** What you will do **
Reproduce the following records line for line without changing anything.

** The records **

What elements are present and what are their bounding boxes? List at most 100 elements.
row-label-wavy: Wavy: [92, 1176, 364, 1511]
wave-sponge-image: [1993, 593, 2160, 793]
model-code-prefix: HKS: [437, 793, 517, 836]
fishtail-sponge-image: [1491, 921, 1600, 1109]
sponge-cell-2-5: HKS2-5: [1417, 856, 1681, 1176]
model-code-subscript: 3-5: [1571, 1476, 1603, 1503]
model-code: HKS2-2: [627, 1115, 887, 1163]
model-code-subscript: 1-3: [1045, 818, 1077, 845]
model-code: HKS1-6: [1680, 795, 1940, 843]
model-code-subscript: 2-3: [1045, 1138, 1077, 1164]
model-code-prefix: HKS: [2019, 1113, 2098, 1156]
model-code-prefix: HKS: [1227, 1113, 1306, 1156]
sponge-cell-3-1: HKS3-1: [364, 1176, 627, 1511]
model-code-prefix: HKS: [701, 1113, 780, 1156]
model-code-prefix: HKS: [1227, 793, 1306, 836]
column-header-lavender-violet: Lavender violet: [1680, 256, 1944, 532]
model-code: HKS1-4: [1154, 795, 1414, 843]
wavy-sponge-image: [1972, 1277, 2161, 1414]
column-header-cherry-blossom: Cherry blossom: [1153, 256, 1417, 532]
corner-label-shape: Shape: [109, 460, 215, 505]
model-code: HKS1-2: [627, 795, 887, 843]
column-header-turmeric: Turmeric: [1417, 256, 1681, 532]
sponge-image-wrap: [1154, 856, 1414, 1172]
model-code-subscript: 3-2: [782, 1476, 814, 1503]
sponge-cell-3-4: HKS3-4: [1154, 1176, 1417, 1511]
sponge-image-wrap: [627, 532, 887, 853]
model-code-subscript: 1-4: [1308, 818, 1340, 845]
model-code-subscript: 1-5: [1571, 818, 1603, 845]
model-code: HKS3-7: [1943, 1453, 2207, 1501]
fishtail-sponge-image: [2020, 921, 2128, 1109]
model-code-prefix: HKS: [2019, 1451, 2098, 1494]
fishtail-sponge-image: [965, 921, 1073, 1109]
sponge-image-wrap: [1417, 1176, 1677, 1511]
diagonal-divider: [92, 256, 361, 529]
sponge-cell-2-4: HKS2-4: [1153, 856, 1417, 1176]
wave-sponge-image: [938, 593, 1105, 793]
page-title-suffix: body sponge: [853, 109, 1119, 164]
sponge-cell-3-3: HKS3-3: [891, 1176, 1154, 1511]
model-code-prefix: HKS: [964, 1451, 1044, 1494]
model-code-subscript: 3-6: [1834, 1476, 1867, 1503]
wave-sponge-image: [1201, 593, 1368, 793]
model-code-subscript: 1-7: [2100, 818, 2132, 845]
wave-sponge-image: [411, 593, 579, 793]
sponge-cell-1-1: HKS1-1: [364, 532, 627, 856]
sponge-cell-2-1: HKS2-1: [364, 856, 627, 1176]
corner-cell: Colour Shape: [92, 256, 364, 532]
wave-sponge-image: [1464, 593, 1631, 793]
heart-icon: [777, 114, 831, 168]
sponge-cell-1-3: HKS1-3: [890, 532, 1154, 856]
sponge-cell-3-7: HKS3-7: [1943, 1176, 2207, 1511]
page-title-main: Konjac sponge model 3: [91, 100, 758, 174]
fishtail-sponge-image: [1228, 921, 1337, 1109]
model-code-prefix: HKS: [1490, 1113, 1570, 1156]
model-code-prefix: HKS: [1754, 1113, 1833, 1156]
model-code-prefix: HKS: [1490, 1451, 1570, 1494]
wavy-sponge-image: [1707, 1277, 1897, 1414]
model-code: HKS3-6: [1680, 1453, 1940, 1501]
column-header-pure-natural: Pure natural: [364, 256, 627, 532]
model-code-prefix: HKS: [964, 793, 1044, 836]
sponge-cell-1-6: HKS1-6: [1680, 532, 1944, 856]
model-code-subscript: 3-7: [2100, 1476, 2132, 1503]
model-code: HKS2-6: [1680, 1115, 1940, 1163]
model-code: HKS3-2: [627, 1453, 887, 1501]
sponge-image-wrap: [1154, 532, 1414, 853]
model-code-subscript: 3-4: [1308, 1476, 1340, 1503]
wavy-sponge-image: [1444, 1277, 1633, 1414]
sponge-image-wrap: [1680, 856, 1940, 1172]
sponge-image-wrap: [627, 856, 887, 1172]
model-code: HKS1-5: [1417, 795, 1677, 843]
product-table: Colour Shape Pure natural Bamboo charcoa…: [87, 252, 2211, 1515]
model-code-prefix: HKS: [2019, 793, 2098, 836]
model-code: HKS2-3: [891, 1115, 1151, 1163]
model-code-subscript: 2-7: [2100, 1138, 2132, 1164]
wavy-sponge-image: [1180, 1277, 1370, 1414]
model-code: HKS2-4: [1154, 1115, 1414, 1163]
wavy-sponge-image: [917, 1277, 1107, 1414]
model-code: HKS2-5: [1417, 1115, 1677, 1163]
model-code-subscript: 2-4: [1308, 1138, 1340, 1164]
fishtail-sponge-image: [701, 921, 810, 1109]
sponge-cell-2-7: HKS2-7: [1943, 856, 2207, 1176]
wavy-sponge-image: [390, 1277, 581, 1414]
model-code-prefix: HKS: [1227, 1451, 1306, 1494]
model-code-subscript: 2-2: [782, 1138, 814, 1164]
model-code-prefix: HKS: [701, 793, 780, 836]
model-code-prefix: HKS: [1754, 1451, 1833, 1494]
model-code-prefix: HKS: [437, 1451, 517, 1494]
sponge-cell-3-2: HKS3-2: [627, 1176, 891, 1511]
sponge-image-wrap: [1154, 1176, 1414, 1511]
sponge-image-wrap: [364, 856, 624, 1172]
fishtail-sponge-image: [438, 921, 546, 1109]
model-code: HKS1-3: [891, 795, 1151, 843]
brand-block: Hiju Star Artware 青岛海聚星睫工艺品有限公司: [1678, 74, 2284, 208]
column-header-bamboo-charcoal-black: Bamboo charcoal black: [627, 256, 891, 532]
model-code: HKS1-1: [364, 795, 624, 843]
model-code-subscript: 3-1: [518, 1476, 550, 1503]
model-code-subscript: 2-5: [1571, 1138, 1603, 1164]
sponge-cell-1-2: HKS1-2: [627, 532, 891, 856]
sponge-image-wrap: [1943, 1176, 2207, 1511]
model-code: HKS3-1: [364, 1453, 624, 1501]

** Expected output **
What elements are present and what are their bounding boxes? List at most 100 elements.
row-label-wavy: Wavy: [92, 1176, 364, 1511]
wave-sponge-image: [1993, 593, 2160, 793]
model-code-prefix: HKS: [437, 793, 517, 836]
fishtail-sponge-image: [1491, 921, 1600, 1109]
sponge-cell-2-5: HKS2-5: [1417, 856, 1681, 1176]
model-code-subscript: 3-5: [1571, 1476, 1603, 1503]
model-code: HKS2-2: [627, 1115, 887, 1163]
model-code-subscript: 1-3: [1045, 818, 1077, 845]
model-code: HKS1-6: [1680, 795, 1940, 843]
model-code-subscript: 2-3: [1045, 1138, 1077, 1164]
model-code-prefix: HKS: [2019, 1113, 2098, 1156]
model-code-prefix: HKS: [1227, 1113, 1306, 1156]
sponge-cell-3-1: HKS3-1: [364, 1176, 627, 1511]
model-code-prefix: HKS: [701, 1113, 780, 1156]
model-code-prefix: HKS: [1227, 793, 1306, 836]
column-header-lavender-violet: Lavender violet: [1680, 256, 1944, 532]
model-code: HKS1-4: [1154, 795, 1414, 843]
wavy-sponge-image: [1972, 1277, 2161, 1414]
column-header-cherry-blossom: Cherry blossom: [1153, 256, 1417, 532]
corner-label-shape: Shape: [109, 460, 215, 505]
model-code: HKS1-2: [627, 795, 887, 843]
column-header-turmeric: Turmeric: [1417, 256, 1681, 532]
sponge-image-wrap: [1154, 856, 1414, 1172]
model-code-subscript: 3-2: [782, 1476, 814, 1503]
sponge-cell-3-4: HKS3-4: [1154, 1176, 1417, 1511]
sponge-image-wrap: [627, 532, 887, 853]
model-code-subscript: 1-4: [1308, 818, 1340, 845]
model-code-subscript: 1-5: [1571, 818, 1603, 845]
model-code: HKS3-7: [1943, 1453, 2207, 1501]
fishtail-sponge-image: [2020, 921, 2128, 1109]
model-code-prefix: HKS: [2019, 1451, 2098, 1494]
fishtail-sponge-image: [965, 921, 1073, 1109]
sponge-image-wrap: [1417, 1176, 1677, 1511]
diagonal-divider: [92, 256, 361, 529]
sponge-cell-2-4: HKS2-4: [1153, 856, 1417, 1176]
wave-sponge-image: [938, 593, 1105, 793]
page-title-suffix: body sponge: [853, 109, 1119, 164]
sponge-cell-3-3: HKS3-3: [891, 1176, 1154, 1511]
model-code-prefix: HKS: [964, 1451, 1044, 1494]
model-code-subscript: 3-6: [1834, 1476, 1867, 1503]
wave-sponge-image: [1201, 593, 1368, 793]
model-code-subscript: 1-7: [2100, 818, 2132, 845]
wave-sponge-image: [411, 593, 579, 793]
sponge-cell-1-1: HKS1-1: [364, 532, 627, 856]
sponge-cell-2-1: HKS2-1: [364, 856, 627, 1176]
corner-cell: Colour Shape: [92, 256, 364, 532]
wave-sponge-image: [1464, 593, 1631, 793]
heart-icon: [777, 114, 831, 168]
sponge-cell-1-3: HKS1-3: [890, 532, 1154, 856]
sponge-cell-3-7: HKS3-7: [1943, 1176, 2207, 1511]
page-title-main: Konjac sponge model 3: [91, 100, 758, 174]
fishtail-sponge-image: [1228, 921, 1337, 1109]
model-code-prefix: HKS: [1490, 1113, 1570, 1156]
model-code-prefix: HKS: [1754, 1113, 1833, 1156]
model-code-prefix: HKS: [1490, 1451, 1570, 1494]
wavy-sponge-image: [1707, 1277, 1897, 1414]
model-code: HKS3-6: [1680, 1453, 1940, 1501]
column-header-pure-natural: Pure natural: [364, 256, 627, 532]
model-code-prefix: HKS: [964, 793, 1044, 836]
sponge-cell-1-6: HKS1-6: [1680, 532, 1944, 856]
model-code-subscript: 3-7: [2100, 1476, 2132, 1503]
model-code: HKS2-6: [1680, 1115, 1940, 1163]
model-code: HKS3-2: [627, 1453, 887, 1501]
sponge-image-wrap: [1154, 532, 1414, 853]
model-code-subscript: 3-4: [1308, 1476, 1340, 1503]
wavy-sponge-image: [1444, 1277, 1633, 1414]
sponge-image-wrap: [1680, 856, 1940, 1172]
sponge-image-wrap: [627, 856, 887, 1172]
model-code: HKS1-5: [1417, 795, 1677, 843]
product-table: Colour Shape Pure natural Bamboo charcoa…: [87, 252, 2211, 1515]
model-code-prefix: HKS: [2019, 793, 2098, 836]
model-code: HKS2-3: [891, 1115, 1151, 1163]
model-code-subscript: 2-7: [2100, 1138, 2132, 1164]
wavy-sponge-image: [1180, 1277, 1370, 1414]
model-code: HKS2-4: [1154, 1115, 1414, 1163]
wavy-sponge-image: [917, 1277, 1107, 1414]
model-code: HKS2-5: [1417, 1115, 1677, 1163]
model-code-subscript: 2-4: [1308, 1138, 1340, 1164]
fishtail-sponge-image: [701, 921, 810, 1109]
sponge-cell-2-7: HKS2-7: [1943, 856, 2207, 1176]
wavy-sponge-image: [390, 1277, 581, 1414]
model-code-prefix: HKS: [1227, 1451, 1306, 1494]
model-code-subscript: 2-2: [782, 1138, 814, 1164]
model-code-prefix: HKS: [701, 793, 780, 836]
model-code-prefix: HKS: [1754, 1451, 1833, 1494]
model-code-prefix: HKS: [437, 1451, 517, 1494]
sponge-cell-3-2: HKS3-2: [627, 1176, 891, 1511]
sponge-image-wrap: [1154, 1176, 1414, 1511]
sponge-image-wrap: [364, 856, 624, 1172]
fishtail-sponge-image: [438, 921, 546, 1109]
model-code: HKS1-3: [891, 795, 1151, 843]
brand-block: Hiju Star Artware 青岛海聚星睫工艺品有限公司: [1678, 74, 2284, 208]
column-header-bamboo-charcoal-black: Bamboo charcoal black: [627, 256, 891, 532]
model-code: HKS1-1: [364, 795, 624, 843]
model-code-subscript: 3-1: [518, 1476, 550, 1503]
model-code-subscript: 2-5: [1571, 1138, 1603, 1164]
sponge-cell-1-2: HKS1-2: [627, 532, 891, 856]
sponge-image-wrap: [1943, 1176, 2207, 1511]
model-code: HKS3-1: [364, 1453, 624, 1501]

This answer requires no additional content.